Input records
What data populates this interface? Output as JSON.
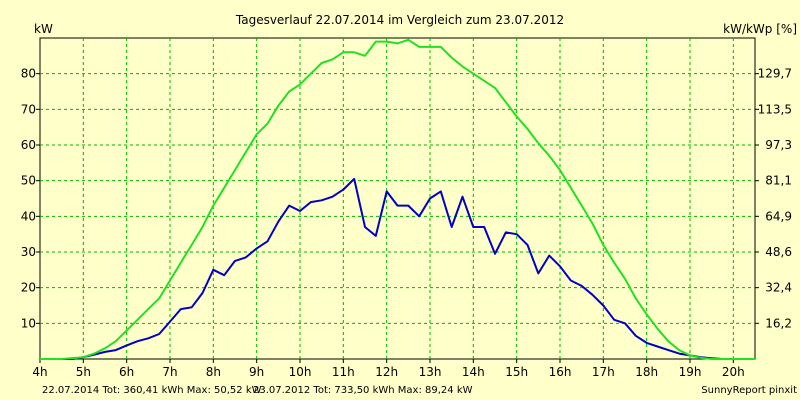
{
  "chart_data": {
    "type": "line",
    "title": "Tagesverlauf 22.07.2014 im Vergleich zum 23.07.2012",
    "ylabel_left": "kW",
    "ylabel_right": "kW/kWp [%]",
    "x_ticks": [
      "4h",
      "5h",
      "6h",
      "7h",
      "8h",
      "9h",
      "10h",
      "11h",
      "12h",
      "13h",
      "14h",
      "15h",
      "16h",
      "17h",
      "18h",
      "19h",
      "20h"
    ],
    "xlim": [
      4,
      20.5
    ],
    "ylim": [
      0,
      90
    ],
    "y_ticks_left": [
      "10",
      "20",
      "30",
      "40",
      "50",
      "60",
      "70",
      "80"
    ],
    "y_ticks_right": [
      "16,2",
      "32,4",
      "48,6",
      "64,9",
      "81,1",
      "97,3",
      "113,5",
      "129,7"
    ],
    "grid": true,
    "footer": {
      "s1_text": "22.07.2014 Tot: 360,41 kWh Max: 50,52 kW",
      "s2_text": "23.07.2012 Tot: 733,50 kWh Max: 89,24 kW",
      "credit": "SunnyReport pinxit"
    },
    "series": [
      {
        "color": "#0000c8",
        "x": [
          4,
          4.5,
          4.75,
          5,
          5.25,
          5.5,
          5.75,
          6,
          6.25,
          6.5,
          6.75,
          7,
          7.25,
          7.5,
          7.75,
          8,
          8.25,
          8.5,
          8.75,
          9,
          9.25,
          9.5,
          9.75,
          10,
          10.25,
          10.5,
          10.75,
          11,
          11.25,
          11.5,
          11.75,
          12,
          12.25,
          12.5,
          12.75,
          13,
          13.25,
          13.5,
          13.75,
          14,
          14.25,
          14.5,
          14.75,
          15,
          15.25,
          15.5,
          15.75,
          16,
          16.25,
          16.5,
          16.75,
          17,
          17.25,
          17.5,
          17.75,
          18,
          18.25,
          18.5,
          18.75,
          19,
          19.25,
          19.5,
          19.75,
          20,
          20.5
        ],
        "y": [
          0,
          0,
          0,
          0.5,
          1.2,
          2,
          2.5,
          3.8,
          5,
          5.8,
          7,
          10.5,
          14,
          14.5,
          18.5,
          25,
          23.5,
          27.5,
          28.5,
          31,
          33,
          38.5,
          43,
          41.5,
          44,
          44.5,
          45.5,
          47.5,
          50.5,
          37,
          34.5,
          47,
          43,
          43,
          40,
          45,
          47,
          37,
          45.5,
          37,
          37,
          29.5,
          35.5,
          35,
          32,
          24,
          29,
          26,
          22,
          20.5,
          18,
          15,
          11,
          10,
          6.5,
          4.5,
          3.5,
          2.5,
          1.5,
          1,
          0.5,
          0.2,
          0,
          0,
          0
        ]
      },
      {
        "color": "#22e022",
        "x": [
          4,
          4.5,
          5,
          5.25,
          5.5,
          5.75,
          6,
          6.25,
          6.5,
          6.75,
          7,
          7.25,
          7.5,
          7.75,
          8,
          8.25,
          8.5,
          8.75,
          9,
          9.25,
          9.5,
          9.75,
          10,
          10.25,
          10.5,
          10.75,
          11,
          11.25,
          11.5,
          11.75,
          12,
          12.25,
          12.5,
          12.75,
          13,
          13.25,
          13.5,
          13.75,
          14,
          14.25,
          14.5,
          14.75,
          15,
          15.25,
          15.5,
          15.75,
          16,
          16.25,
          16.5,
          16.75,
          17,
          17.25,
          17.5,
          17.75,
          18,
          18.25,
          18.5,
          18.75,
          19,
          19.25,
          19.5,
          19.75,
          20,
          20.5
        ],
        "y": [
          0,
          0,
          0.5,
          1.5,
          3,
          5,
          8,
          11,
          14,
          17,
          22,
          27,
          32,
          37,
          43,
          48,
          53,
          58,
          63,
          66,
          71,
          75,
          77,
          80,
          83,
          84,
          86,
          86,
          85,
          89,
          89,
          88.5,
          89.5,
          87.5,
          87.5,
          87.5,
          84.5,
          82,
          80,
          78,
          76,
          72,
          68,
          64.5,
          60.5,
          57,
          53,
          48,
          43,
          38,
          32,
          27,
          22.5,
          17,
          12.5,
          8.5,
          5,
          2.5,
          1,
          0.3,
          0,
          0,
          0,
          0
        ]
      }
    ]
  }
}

Directions for this task
Could you reproduce every record above exactly, leaving out the pictures?

Response for this exercise
What data populates this interface? Output as JSON.
{
  "chart_data": {
    "type": "line",
    "title": "Tagesverlauf 22.07.2014 im Vergleich zum 23.07.2012",
    "ylabel_left": "kW",
    "ylabel_right": "kW/kWp [%]",
    "x_ticks": [
      "4h",
      "5h",
      "6h",
      "7h",
      "8h",
      "9h",
      "10h",
      "11h",
      "12h",
      "13h",
      "14h",
      "15h",
      "16h",
      "17h",
      "18h",
      "19h",
      "20h"
    ],
    "xlim": [
      4,
      20.5
    ],
    "ylim": [
      0,
      90
    ],
    "y_ticks_left": [
      "10",
      "20",
      "30",
      "40",
      "50",
      "60",
      "70",
      "80"
    ],
    "y_ticks_right": [
      "16,2",
      "32,4",
      "48,6",
      "64,9",
      "81,1",
      "97,3",
      "113,5",
      "129,7"
    ],
    "grid": true,
    "footer": {
      "s1_text": "22.07.2014 Tot: 360,41 kWh Max: 50,52 kW",
      "s2_text": "23.07.2012 Tot: 733,50 kWh Max: 89,24 kW",
      "credit": "SunnyReport pinxit"
    },
    "series": [
      {
        "color": "#0000c8",
        "x": [
          4,
          4.5,
          4.75,
          5,
          5.25,
          5.5,
          5.75,
          6,
          6.25,
          6.5,
          6.75,
          7,
          7.25,
          7.5,
          7.75,
          8,
          8.25,
          8.5,
          8.75,
          9,
          9.25,
          9.5,
          9.75,
          10,
          10.25,
          10.5,
          10.75,
          11,
          11.25,
          11.5,
          11.75,
          12,
          12.25,
          12.5,
          12.75,
          13,
          13.25,
          13.5,
          13.75,
          14,
          14.25,
          14.5,
          14.75,
          15,
          15.25,
          15.5,
          15.75,
          16,
          16.25,
          16.5,
          16.75,
          17,
          17.25,
          17.5,
          17.75,
          18,
          18.25,
          18.5,
          18.75,
          19,
          19.25,
          19.5,
          19.75,
          20,
          20.5
        ],
        "y": [
          0,
          0,
          0,
          0.5,
          1.2,
          2,
          2.5,
          3.8,
          5,
          5.8,
          7,
          10.5,
          14,
          14.5,
          18.5,
          25,
          23.5,
          27.5,
          28.5,
          31,
          33,
          38.5,
          43,
          41.5,
          44,
          44.5,
          45.5,
          47.5,
          50.5,
          37,
          34.5,
          47,
          43,
          43,
          40,
          45,
          47,
          37,
          45.5,
          37,
          37,
          29.5,
          35.5,
          35,
          32,
          24,
          29,
          26,
          22,
          20.5,
          18,
          15,
          11,
          10,
          6.5,
          4.5,
          3.5,
          2.5,
          1.5,
          1,
          0.5,
          0.2,
          0,
          0,
          0
        ]
      },
      {
        "color": "#22e022",
        "x": [
          4,
          4.5,
          5,
          5.25,
          5.5,
          5.75,
          6,
          6.25,
          6.5,
          6.75,
          7,
          7.25,
          7.5,
          7.75,
          8,
          8.25,
          8.5,
          8.75,
          9,
          9.25,
          9.5,
          9.75,
          10,
          10.25,
          10.5,
          10.75,
          11,
          11.25,
          11.5,
          11.75,
          12,
          12.25,
          12.5,
          12.75,
          13,
          13.25,
          13.5,
          13.75,
          14,
          14.25,
          14.5,
          14.75,
          15,
          15.25,
          15.5,
          15.75,
          16,
          16.25,
          16.5,
          16.75,
          17,
          17.25,
          17.5,
          17.75,
          18,
          18.25,
          18.5,
          18.75,
          19,
          19.25,
          19.5,
          19.75,
          20,
          20.5
        ],
        "y": [
          0,
          0,
          0.5,
          1.5,
          3,
          5,
          8,
          11,
          14,
          17,
          22,
          27,
          32,
          37,
          43,
          48,
          53,
          58,
          63,
          66,
          71,
          75,
          77,
          80,
          83,
          84,
          86,
          86,
          85,
          89,
          89,
          88.5,
          89.5,
          87.5,
          87.5,
          87.5,
          84.5,
          82,
          80,
          78,
          76,
          72,
          68,
          64.5,
          60.5,
          57,
          53,
          48,
          43,
          38,
          32,
          27,
          22.5,
          17,
          12.5,
          8.5,
          5,
          2.5,
          1,
          0.3,
          0,
          0,
          0,
          0
        ]
      }
    ]
  }
}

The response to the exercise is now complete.